RECORDS
- - - - -
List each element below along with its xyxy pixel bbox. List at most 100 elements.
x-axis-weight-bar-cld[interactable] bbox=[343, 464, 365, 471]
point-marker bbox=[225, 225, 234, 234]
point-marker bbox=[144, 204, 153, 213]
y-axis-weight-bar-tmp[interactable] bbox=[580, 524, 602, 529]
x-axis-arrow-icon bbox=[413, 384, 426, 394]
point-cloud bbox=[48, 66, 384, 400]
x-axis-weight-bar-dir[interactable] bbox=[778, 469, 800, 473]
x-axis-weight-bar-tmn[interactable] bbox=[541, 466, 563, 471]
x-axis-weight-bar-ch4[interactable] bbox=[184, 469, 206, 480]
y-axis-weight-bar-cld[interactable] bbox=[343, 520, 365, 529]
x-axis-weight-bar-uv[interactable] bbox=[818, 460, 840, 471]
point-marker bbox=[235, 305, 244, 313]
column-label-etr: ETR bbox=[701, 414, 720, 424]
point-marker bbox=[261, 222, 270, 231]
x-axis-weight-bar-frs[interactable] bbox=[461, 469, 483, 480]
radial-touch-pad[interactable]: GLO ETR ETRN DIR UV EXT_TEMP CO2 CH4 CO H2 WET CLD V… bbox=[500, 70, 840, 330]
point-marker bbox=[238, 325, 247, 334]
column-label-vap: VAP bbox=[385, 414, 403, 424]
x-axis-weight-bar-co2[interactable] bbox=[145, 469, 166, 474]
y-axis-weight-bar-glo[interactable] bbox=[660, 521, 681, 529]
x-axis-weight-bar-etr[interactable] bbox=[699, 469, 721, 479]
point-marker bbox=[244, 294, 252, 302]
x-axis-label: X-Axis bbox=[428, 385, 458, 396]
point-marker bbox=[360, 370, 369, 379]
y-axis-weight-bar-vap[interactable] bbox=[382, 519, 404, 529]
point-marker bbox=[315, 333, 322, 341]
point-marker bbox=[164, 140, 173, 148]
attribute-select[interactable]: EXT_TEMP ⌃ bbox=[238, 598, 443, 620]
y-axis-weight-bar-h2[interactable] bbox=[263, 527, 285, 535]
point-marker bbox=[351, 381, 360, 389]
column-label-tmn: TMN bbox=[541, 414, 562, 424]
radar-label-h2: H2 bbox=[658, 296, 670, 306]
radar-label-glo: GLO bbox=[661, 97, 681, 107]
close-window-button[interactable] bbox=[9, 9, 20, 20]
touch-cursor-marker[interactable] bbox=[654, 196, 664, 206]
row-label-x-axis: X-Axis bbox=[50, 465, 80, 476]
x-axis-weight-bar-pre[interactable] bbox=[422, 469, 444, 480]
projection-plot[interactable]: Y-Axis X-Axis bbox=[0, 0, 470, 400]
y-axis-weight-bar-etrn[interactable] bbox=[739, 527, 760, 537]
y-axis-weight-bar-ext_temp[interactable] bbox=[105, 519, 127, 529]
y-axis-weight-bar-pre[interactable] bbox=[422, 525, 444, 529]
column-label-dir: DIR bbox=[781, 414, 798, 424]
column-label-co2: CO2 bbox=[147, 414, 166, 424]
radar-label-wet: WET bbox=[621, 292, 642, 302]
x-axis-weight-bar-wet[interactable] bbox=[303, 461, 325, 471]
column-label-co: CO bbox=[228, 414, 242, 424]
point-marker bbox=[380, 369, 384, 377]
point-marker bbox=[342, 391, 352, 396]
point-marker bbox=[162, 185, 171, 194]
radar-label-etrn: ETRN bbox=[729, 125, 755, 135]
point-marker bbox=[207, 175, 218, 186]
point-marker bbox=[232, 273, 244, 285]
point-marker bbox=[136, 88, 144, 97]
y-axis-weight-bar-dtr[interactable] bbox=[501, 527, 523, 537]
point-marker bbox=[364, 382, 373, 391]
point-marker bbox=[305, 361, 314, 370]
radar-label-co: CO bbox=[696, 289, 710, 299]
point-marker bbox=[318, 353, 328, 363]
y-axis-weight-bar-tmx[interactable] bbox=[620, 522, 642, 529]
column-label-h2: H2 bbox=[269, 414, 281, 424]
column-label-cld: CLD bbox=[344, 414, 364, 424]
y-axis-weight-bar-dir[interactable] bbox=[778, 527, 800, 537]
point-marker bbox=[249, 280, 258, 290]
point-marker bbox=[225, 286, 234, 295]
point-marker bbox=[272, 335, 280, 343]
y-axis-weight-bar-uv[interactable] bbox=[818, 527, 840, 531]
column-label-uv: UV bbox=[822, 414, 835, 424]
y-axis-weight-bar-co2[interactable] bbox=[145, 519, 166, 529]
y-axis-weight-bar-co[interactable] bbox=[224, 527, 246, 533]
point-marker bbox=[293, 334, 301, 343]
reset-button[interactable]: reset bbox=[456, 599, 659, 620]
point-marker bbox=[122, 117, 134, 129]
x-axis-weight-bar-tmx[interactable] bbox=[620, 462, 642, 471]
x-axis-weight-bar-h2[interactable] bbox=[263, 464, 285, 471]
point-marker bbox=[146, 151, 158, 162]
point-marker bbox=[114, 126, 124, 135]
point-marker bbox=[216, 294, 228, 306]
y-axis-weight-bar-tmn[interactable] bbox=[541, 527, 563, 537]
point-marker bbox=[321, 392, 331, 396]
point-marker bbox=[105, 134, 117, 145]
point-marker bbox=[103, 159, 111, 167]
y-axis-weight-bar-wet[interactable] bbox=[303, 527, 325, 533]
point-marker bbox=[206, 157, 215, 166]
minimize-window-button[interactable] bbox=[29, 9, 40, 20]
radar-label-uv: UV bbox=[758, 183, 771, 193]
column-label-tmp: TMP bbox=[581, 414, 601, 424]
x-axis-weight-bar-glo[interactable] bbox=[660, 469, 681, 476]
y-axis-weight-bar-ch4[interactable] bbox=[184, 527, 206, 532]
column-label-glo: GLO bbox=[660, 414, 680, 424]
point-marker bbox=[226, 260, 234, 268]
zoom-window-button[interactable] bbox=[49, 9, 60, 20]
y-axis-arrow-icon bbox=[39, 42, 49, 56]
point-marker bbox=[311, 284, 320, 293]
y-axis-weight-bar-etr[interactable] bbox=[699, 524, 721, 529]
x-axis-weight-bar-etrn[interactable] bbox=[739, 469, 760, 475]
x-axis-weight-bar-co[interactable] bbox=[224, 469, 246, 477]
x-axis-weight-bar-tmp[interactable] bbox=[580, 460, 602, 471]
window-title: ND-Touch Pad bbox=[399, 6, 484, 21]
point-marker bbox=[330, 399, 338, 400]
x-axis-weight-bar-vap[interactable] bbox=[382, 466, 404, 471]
- - - - -
TO DO
Reproduce every line of the items above verbatim, changing nothing.

SOLUTION TO THIS TASK
List each element below along with its xyxy pixel bbox. List at most 100 elements.
x-axis-weight-bar-cld[interactable] bbox=[343, 464, 365, 471]
point-marker bbox=[225, 225, 234, 234]
point-marker bbox=[144, 204, 153, 213]
y-axis-weight-bar-tmp[interactable] bbox=[580, 524, 602, 529]
x-axis-arrow-icon bbox=[413, 384, 426, 394]
point-cloud bbox=[48, 66, 384, 400]
x-axis-weight-bar-dir[interactable] bbox=[778, 469, 800, 473]
x-axis-weight-bar-tmn[interactable] bbox=[541, 466, 563, 471]
x-axis-weight-bar-ch4[interactable] bbox=[184, 469, 206, 480]
y-axis-weight-bar-cld[interactable] bbox=[343, 520, 365, 529]
x-axis-weight-bar-uv[interactable] bbox=[818, 460, 840, 471]
point-marker bbox=[235, 305, 244, 313]
column-label-etr: ETR bbox=[701, 414, 720, 424]
point-marker bbox=[261, 222, 270, 231]
x-axis-weight-bar-frs[interactable] bbox=[461, 469, 483, 480]
radial-touch-pad[interactable]: GLO ETR ETRN DIR UV EXT_TEMP CO2 CH4 CO H2 WET CLD V… bbox=[500, 70, 840, 330]
point-marker bbox=[238, 325, 247, 334]
column-label-vap: VAP bbox=[385, 414, 403, 424]
x-axis-weight-bar-co2[interactable] bbox=[145, 469, 166, 474]
y-axis-weight-bar-glo[interactable] bbox=[660, 521, 681, 529]
x-axis-weight-bar-etr[interactable] bbox=[699, 469, 721, 479]
point-marker bbox=[244, 294, 252, 302]
x-axis-label: X-Axis bbox=[428, 385, 458, 396]
point-marker bbox=[360, 370, 369, 379]
y-axis-weight-bar-vap[interactable] bbox=[382, 519, 404, 529]
point-marker bbox=[315, 333, 322, 341]
point-marker bbox=[164, 140, 173, 148]
attribute-select[interactable]: EXT_TEMP ⌃ bbox=[238, 598, 443, 620]
y-axis-weight-bar-h2[interactable] bbox=[263, 527, 285, 535]
point-marker bbox=[351, 381, 360, 389]
column-label-tmn: TMN bbox=[541, 414, 562, 424]
radar-label-h2: H2 bbox=[658, 296, 670, 306]
radar-label-glo: GLO bbox=[661, 97, 681, 107]
close-window-button[interactable] bbox=[9, 9, 20, 20]
touch-cursor-marker[interactable] bbox=[654, 196, 664, 206]
row-label-x-axis: X-Axis bbox=[50, 465, 80, 476]
x-axis-weight-bar-pre[interactable] bbox=[422, 469, 444, 480]
projection-plot[interactable]: Y-Axis X-Axis bbox=[0, 0, 470, 400]
y-axis-weight-bar-etrn[interactable] bbox=[739, 527, 760, 537]
y-axis-weight-bar-ext_temp[interactable] bbox=[105, 519, 127, 529]
y-axis-weight-bar-pre[interactable] bbox=[422, 525, 444, 529]
column-label-dir: DIR bbox=[781, 414, 798, 424]
column-label-co2: CO2 bbox=[147, 414, 166, 424]
radar-label-wet: WET bbox=[621, 292, 642, 302]
x-axis-weight-bar-wet[interactable] bbox=[303, 461, 325, 471]
column-label-co: CO bbox=[228, 414, 242, 424]
point-marker bbox=[380, 369, 384, 377]
point-marker bbox=[342, 391, 352, 396]
point-marker bbox=[162, 185, 171, 194]
radar-label-etrn: ETRN bbox=[729, 125, 755, 135]
point-marker bbox=[207, 175, 218, 186]
point-marker bbox=[232, 273, 244, 285]
point-marker bbox=[136, 88, 144, 97]
y-axis-weight-bar-dtr[interactable] bbox=[501, 527, 523, 537]
point-marker bbox=[364, 382, 373, 391]
point-marker bbox=[305, 361, 314, 370]
radar-label-co: CO bbox=[696, 289, 710, 299]
point-marker bbox=[318, 353, 328, 363]
y-axis-weight-bar-tmx[interactable] bbox=[620, 522, 642, 529]
column-label-h2: H2 bbox=[269, 414, 281, 424]
column-label-cld: CLD bbox=[344, 414, 364, 424]
y-axis-weight-bar-dir[interactable] bbox=[778, 527, 800, 537]
point-marker bbox=[249, 280, 258, 290]
point-marker bbox=[225, 286, 234, 295]
point-marker bbox=[272, 335, 280, 343]
y-axis-weight-bar-uv[interactable] bbox=[818, 527, 840, 531]
column-label-uv: UV bbox=[822, 414, 835, 424]
y-axis-weight-bar-co2[interactable] bbox=[145, 519, 166, 529]
y-axis-weight-bar-co[interactable] bbox=[224, 527, 246, 533]
point-marker bbox=[293, 334, 301, 343]
reset-button[interactable]: reset bbox=[456, 599, 659, 620]
point-marker bbox=[122, 117, 134, 129]
x-axis-weight-bar-tmx[interactable] bbox=[620, 462, 642, 471]
x-axis-weight-bar-h2[interactable] bbox=[263, 464, 285, 471]
point-marker bbox=[146, 151, 158, 162]
point-marker bbox=[114, 126, 124, 135]
point-marker bbox=[216, 294, 228, 306]
y-axis-weight-bar-tmn[interactable] bbox=[541, 527, 563, 537]
point-marker bbox=[321, 392, 331, 396]
point-marker bbox=[105, 134, 117, 145]
point-marker bbox=[103, 159, 111, 167]
y-axis-weight-bar-wet[interactable] bbox=[303, 527, 325, 533]
point-marker bbox=[206, 157, 215, 166]
minimize-window-button[interactable] bbox=[29, 9, 40, 20]
radar-label-uv: UV bbox=[758, 183, 771, 193]
column-label-tmp: TMP bbox=[581, 414, 601, 424]
x-axis-weight-bar-glo[interactable] bbox=[660, 469, 681, 476]
y-axis-weight-bar-ch4[interactable] bbox=[184, 527, 206, 532]
column-label-glo: GLO bbox=[660, 414, 680, 424]
point-marker bbox=[226, 260, 234, 268]
zoom-window-button[interactable] bbox=[49, 9, 60, 20]
y-axis-arrow-icon bbox=[39, 42, 49, 56]
point-marker bbox=[311, 284, 320, 293]
y-axis-weight-bar-etr[interactable] bbox=[699, 524, 721, 529]
x-axis-weight-bar-etrn[interactable] bbox=[739, 469, 760, 475]
x-axis-weight-bar-co[interactable] bbox=[224, 469, 246, 477]
x-axis-weight-bar-tmp[interactable] bbox=[580, 460, 602, 471]
window-title: ND-Touch Pad bbox=[399, 6, 484, 21]
point-marker bbox=[330, 399, 338, 400]
x-axis-weight-bar-vap[interactable] bbox=[382, 466, 404, 471]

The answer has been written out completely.